__TASK BRIEF__: Retype all of the data. Every line must match exactly.

__EXTRACTED ENTRIES__:
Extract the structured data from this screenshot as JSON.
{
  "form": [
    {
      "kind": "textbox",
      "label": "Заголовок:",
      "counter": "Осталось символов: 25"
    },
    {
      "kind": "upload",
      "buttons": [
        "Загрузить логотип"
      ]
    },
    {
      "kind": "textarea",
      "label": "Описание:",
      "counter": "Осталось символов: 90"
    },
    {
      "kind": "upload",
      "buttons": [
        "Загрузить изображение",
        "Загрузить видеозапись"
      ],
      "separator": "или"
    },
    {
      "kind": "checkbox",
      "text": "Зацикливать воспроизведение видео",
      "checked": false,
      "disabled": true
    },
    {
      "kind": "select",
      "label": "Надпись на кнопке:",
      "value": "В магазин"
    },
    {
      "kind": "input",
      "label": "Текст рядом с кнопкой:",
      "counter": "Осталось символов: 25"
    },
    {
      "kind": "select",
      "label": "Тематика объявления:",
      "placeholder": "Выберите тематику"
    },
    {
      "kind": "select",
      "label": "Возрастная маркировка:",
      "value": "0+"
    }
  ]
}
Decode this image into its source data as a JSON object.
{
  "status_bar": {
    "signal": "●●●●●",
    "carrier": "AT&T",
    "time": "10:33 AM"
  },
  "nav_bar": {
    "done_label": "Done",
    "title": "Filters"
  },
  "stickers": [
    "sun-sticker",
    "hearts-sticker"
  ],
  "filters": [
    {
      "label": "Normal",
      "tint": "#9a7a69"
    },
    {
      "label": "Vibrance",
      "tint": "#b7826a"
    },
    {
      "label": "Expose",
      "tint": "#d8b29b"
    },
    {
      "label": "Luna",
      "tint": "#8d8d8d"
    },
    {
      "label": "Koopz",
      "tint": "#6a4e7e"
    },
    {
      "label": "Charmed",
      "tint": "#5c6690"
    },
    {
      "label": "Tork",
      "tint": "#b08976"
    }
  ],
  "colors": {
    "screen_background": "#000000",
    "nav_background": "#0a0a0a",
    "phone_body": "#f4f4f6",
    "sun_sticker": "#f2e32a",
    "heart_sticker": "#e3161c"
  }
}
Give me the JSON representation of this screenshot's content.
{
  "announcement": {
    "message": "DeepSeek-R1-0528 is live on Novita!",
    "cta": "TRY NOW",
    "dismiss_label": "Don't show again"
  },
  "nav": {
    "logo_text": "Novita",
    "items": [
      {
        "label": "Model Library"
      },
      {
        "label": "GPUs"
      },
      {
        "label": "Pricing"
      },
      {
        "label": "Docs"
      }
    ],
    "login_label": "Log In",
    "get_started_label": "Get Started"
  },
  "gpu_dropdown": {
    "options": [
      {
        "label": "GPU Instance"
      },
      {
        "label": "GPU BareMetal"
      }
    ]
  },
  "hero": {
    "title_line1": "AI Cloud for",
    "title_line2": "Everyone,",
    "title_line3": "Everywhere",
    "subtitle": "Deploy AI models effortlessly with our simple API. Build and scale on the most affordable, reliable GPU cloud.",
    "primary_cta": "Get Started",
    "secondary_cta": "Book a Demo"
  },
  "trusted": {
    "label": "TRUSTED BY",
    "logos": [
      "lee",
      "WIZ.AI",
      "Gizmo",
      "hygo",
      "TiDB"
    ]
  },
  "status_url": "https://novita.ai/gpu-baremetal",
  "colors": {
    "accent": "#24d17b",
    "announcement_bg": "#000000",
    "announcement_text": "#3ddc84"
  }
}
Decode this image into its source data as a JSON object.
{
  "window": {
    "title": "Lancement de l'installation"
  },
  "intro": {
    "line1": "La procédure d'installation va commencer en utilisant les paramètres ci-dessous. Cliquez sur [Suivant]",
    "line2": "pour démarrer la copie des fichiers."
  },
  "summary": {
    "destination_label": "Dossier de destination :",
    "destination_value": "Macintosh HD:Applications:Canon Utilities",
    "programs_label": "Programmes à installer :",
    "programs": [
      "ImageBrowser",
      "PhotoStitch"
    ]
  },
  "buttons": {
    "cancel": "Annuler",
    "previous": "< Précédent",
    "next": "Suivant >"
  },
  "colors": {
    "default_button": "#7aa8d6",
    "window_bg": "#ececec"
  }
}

__ANSWER FOR THE TASK__:
Extract the structured data from this screenshot as JSON.
{
  "form": [
    {
      "kind": "textbox",
      "label": "Заголовок:",
      "counter": "Осталось символов: 25"
    },
    {
      "kind": "upload",
      "buttons": [
        "Загрузить логотип"
      ]
    },
    {
      "kind": "textarea",
      "label": "Описание:",
      "counter": "Осталось символов: 90"
    },
    {
      "kind": "upload",
      "buttons": [
        "Загрузить изображение",
        "Загрузить видеозапись"
      ],
      "separator": "или"
    },
    {
      "kind": "checkbox",
      "text": "Зацикливать воспроизведение видео",
      "checked": false,
      "disabled": true
    },
    {
      "kind": "select",
      "label": "Надпись на кнопке:",
      "value": "В магазин"
    },
    {
      "kind": "input",
      "label": "Текст рядом с кнопкой:",
      "counter": "Осталось символов: 25"
    },
    {
      "kind": "select",
      "label": "Тематика объявления:",
      "placeholder": "Выберите тематику"
    },
    {
      "kind": "select",
      "label": "Возрастная маркировка:",
      "value": "0+"
    }
  ]
}
Decode this image into its source data as a JSON object.
{
  "status_bar": {
    "signal": "●●●●●",
    "carrier": "AT&T",
    "time": "10:33 AM"
  },
  "nav_bar": {
    "done_label": "Done",
    "title": "Filters"
  },
  "stickers": [
    "sun-sticker",
    "hearts-sticker"
  ],
  "filters": [
    {
      "label": "Normal",
      "tint": "#9a7a69"
    },
    {
      "label": "Vibrance",
      "tint": "#b7826a"
    },
    {
      "label": "Expose",
      "tint": "#d8b29b"
    },
    {
      "label": "Luna",
      "tint": "#8d8d8d"
    },
    {
      "label": "Koopz",
      "tint": "#6a4e7e"
    },
    {
      "label": "Charmed",
      "tint": "#5c6690"
    },
    {
      "label": "Tork",
      "tint": "#b08976"
    }
  ],
  "colors": {
    "screen_background": "#000000",
    "nav_background": "#0a0a0a",
    "phone_body": "#f4f4f6",
    "sun_sticker": "#f2e32a",
    "heart_sticker": "#e3161c"
  }
}
Give me the JSON representation of this screenshot's content.
{
  "announcement": {
    "message": "DeepSeek-R1-0528 is live on Novita!",
    "cta": "TRY NOW",
    "dismiss_label": "Don't show again"
  },
  "nav": {
    "logo_text": "Novita",
    "items": [
      {
        "label": "Model Library"
      },
      {
        "label": "GPUs"
      },
      {
        "label": "Pricing"
      },
      {
        "label": "Docs"
      }
    ],
    "login_label": "Log In",
    "get_started_label": "Get Started"
  },
  "gpu_dropdown": {
    "options": [
      {
        "label": "GPU Instance"
      },
      {
        "label": "GPU BareMetal"
      }
    ]
  },
  "hero": {
    "title_line1": "AI Cloud for",
    "title_line2": "Everyone,",
    "title_line3": "Everywhere",
    "subtitle": "Deploy AI models effortlessly with our simple API. Build and scale on the most affordable, reliable GPU cloud.",
    "primary_cta": "Get Started",
    "secondary_cta": "Book a Demo"
  },
  "trusted": {
    "label": "TRUSTED BY",
    "logos": [
      "lee",
      "WIZ.AI",
      "Gizmo",
      "hygo",
      "TiDB"
    ]
  },
  "status_url": "https://novita.ai/gpu-baremetal",
  "colors": {
    "accent": "#24d17b",
    "announcement_bg": "#000000",
    "announcement_text": "#3ddc84"
  }
}
Decode this image into its source data as a JSON object.
{
  "window": {
    "title": "Lancement de l'installation"
  },
  "intro": {
    "line1": "La procédure d'installation va commencer en utilisant les paramètres ci-dessous. Cliquez sur [Suivant]",
    "line2": "pour démarrer la copie des fichiers."
  },
  "summary": {
    "destination_label": "Dossier de destination :",
    "destination_value": "Macintosh HD:Applications:Canon Utilities",
    "programs_label": "Programmes à installer :",
    "programs": [
      "ImageBrowser",
      "PhotoStitch"
    ]
  },
  "buttons": {
    "cancel": "Annuler",
    "previous": "< Précédent",
    "next": "Suivant >"
  },
  "colors": {
    "default_button": "#7aa8d6",
    "window_bg": "#ececec"
  }
}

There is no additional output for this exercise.